Records from a data collection:
>>>>>

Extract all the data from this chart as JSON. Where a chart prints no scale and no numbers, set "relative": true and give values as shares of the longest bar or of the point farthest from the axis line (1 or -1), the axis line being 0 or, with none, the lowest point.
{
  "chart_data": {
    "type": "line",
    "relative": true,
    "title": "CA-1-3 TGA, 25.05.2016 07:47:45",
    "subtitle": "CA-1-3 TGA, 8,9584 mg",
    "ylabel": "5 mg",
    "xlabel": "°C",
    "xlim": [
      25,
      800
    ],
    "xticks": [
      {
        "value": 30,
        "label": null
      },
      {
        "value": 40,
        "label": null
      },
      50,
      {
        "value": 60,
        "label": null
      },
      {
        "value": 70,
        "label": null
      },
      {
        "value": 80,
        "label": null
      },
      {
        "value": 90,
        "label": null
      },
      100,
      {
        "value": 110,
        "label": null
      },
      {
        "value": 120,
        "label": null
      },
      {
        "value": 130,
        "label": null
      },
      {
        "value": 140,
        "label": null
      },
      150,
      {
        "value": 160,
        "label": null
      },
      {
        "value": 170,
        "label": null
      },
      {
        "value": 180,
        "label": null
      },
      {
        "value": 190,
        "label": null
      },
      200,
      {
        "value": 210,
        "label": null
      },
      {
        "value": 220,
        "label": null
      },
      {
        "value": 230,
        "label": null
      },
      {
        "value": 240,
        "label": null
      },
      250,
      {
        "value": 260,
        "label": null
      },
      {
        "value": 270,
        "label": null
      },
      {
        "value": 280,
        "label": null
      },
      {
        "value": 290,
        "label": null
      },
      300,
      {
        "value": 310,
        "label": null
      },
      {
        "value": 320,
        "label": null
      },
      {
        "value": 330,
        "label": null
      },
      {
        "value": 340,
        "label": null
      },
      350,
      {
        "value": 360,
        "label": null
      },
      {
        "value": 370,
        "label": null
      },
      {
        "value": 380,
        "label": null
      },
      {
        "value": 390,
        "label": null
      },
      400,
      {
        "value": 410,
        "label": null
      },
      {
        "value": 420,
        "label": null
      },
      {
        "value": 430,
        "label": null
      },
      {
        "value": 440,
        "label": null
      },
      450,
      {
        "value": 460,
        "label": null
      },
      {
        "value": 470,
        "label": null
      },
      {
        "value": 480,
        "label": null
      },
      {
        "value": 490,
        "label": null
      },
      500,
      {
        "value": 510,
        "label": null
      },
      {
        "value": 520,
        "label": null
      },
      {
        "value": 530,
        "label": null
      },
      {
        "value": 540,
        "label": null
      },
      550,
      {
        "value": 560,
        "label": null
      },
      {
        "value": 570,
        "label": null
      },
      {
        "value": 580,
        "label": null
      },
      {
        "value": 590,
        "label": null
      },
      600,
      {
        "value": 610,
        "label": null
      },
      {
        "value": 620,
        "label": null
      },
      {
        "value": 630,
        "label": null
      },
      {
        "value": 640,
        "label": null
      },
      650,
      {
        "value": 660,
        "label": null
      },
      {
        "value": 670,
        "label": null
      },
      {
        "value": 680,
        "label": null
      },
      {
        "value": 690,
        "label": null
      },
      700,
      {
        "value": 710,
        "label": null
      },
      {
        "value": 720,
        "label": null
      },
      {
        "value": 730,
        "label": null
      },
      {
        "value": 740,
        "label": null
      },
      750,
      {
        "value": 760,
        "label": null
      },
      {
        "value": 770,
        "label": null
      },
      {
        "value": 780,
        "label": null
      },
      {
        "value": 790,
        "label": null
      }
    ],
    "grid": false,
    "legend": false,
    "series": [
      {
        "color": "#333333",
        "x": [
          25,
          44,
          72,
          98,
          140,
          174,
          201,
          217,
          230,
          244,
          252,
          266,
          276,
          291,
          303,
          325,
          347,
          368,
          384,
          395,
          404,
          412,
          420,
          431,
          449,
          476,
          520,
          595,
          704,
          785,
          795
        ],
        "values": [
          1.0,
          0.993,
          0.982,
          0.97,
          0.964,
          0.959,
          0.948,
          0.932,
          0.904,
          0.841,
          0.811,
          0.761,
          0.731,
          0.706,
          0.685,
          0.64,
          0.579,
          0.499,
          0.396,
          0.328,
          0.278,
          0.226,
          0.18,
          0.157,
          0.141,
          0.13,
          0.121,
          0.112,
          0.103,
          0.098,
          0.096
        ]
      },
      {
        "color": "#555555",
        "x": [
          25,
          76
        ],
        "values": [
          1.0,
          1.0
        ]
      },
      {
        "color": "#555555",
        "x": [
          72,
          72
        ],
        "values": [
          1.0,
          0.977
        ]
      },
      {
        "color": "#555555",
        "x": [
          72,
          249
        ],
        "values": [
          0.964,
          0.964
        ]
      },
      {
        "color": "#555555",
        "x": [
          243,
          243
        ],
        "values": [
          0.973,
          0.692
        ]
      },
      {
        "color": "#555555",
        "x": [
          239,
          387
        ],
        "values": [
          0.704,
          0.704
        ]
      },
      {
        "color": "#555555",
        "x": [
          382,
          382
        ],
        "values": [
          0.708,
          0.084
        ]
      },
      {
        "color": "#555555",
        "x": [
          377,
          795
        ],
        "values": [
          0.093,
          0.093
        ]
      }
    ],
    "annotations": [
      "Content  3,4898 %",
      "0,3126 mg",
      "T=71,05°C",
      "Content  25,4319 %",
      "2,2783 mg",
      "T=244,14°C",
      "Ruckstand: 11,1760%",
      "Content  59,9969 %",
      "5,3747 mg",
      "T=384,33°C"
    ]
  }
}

<<<<<

Restate each of the entries above verbatim.

Extract all the data from this chart as JSON. Where a chart prints no scale and no numbers, set "relative": true and give values as shares of the longest bar or of the point farthest from the axis line (1 or -1), the axis line being 0 or, with none, the lowest point.
{
  "chart_data": {
    "type": "line",
    "relative": true,
    "title": "CA-1-3 TGA, 25.05.2016 07:47:45",
    "subtitle": "CA-1-3 TGA, 8,9584 mg",
    "ylabel": "5 mg",
    "xlabel": "°C",
    "xlim": [
      25,
      800
    ],
    "xticks": [
      {
        "value": 30,
        "label": null
      },
      {
        "value": 40,
        "label": null
      },
      50,
      {
        "value": 60,
        "label": null
      },
      {
        "value": 70,
        "label": null
      },
      {
        "value": 80,
        "label": null
      },
      {
        "value": 90,
        "label": null
      },
      100,
      {
        "value": 110,
        "label": null
      },
      {
        "value": 120,
        "label": null
      },
      {
        "value": 130,
        "label": null
      },
      {
        "value": 140,
        "label": null
      },
      150,
      {
        "value": 160,
        "label": null
      },
      {
        "value": 170,
        "label": null
      },
      {
        "value": 180,
        "label": null
      },
      {
        "value": 190,
        "label": null
      },
      200,
      {
        "value": 210,
        "label": null
      },
      {
        "value": 220,
        "label": null
      },
      {
        "value": 230,
        "label": null
      },
      {
        "value": 240,
        "label": null
      },
      250,
      {
        "value": 260,
        "label": null
      },
      {
        "value": 270,
        "label": null
      },
      {
        "value": 280,
        "label": null
      },
      {
        "value": 290,
        "label": null
      },
      300,
      {
        "value": 310,
        "label": null
      },
      {
        "value": 320,
        "label": null
      },
      {
        "value": 330,
        "label": null
      },
      {
        "value": 340,
        "label": null
      },
      350,
      {
        "value": 360,
        "label": null
      },
      {
        "value": 370,
        "label": null
      },
      {
        "value": 380,
        "label": null
      },
      {
        "value": 390,
        "label": null
      },
      400,
      {
        "value": 410,
        "label": null
      },
      {
        "value": 420,
        "label": null
      },
      {
        "value": 430,
        "label": null
      },
      {
        "value": 440,
        "label": null
      },
      450,
      {
        "value": 460,
        "label": null
      },
      {
        "value": 470,
        "label": null
      },
      {
        "value": 480,
        "label": null
      },
      {
        "value": 490,
        "label": null
      },
      500,
      {
        "value": 510,
        "label": null
      },
      {
        "value": 520,
        "label": null
      },
      {
        "value": 530,
        "label": null
      },
      {
        "value": 540,
        "label": null
      },
      550,
      {
        "value": 560,
        "label": null
      },
      {
        "value": 570,
        "label": null
      },
      {
        "value": 580,
        "label": null
      },
      {
        "value": 590,
        "label": null
      },
      600,
      {
        "value": 610,
        "label": null
      },
      {
        "value": 620,
        "label": null
      },
      {
        "value": 630,
        "label": null
      },
      {
        "value": 640,
        "label": null
      },
      650,
      {
        "value": 660,
        "label": null
      },
      {
        "value": 670,
        "label": null
      },
      {
        "value": 680,
        "label": null
      },
      {
        "value": 690,
        "label": null
      },
      700,
      {
        "value": 710,
        "label": null
      },
      {
        "value": 720,
        "label": null
      },
      {
        "value": 730,
        "label": null
      },
      {
        "value": 740,
        "label": null
      },
      750,
      {
        "value": 760,
        "label": null
      },
      {
        "value": 770,
        "label": null
      },
      {
        "value": 780,
        "label": null
      },
      {
        "value": 790,
        "label": null
      }
    ],
    "grid": false,
    "legend": false,
    "series": [
      {
        "color": "#333333",
        "x": [
          25,
          44,
          72,
          98,
          140,
          174,
          201,
          217,
          230,
          244,
          252,
          266,
          276,
          291,
          303,
          325,
          347,
          368,
          384,
          395,
          404,
          412,
          420,
          431,
          449,
          476,
          520,
          595,
          704,
          785,
          795
        ],
        "values": [
          1.0,
          0.993,
          0.982,
          0.97,
          0.964,
          0.959,
          0.948,
          0.932,
          0.904,
          0.841,
          0.811,
          0.761,
          0.731,
          0.706,
          0.685,
          0.64,
          0.579,
          0.499,
          0.396,
          0.328,
          0.278,
          0.226,
          0.18,
          0.157,
          0.141,
          0.13,
          0.121,
          0.112,
          0.103,
          0.098,
          0.096
        ]
      },
      {
        "color": "#555555",
        "x": [
          25,
          76
        ],
        "values": [
          1.0,
          1.0
        ]
      },
      {
        "color": "#555555",
        "x": [
          72,
          72
        ],
        "values": [
          1.0,
          0.977
        ]
      },
      {
        "color": "#555555",
        "x": [
          72,
          249
        ],
        "values": [
          0.964,
          0.964
        ]
      },
      {
        "color": "#555555",
        "x": [
          243,
          243
        ],
        "values": [
          0.973,
          0.692
        ]
      },
      {
        "color": "#555555",
        "x": [
          239,
          387
        ],
        "values": [
          0.704,
          0.704
        ]
      },
      {
        "color": "#555555",
        "x": [
          382,
          382
        ],
        "values": [
          0.708,
          0.084
        ]
      },
      {
        "color": "#555555",
        "x": [
          377,
          795
        ],
        "values": [
          0.093,
          0.093
        ]
      }
    ],
    "annotations": [
      "Content  3,4898 %",
      "0,3126 mg",
      "T=71,05°C",
      "Content  25,4319 %",
      "2,2783 mg",
      "T=244,14°C",
      "Ruckstand: 11,1760%",
      "Content  59,9969 %",
      "5,3747 mg",
      "T=384,33°C"
    ]
  }
}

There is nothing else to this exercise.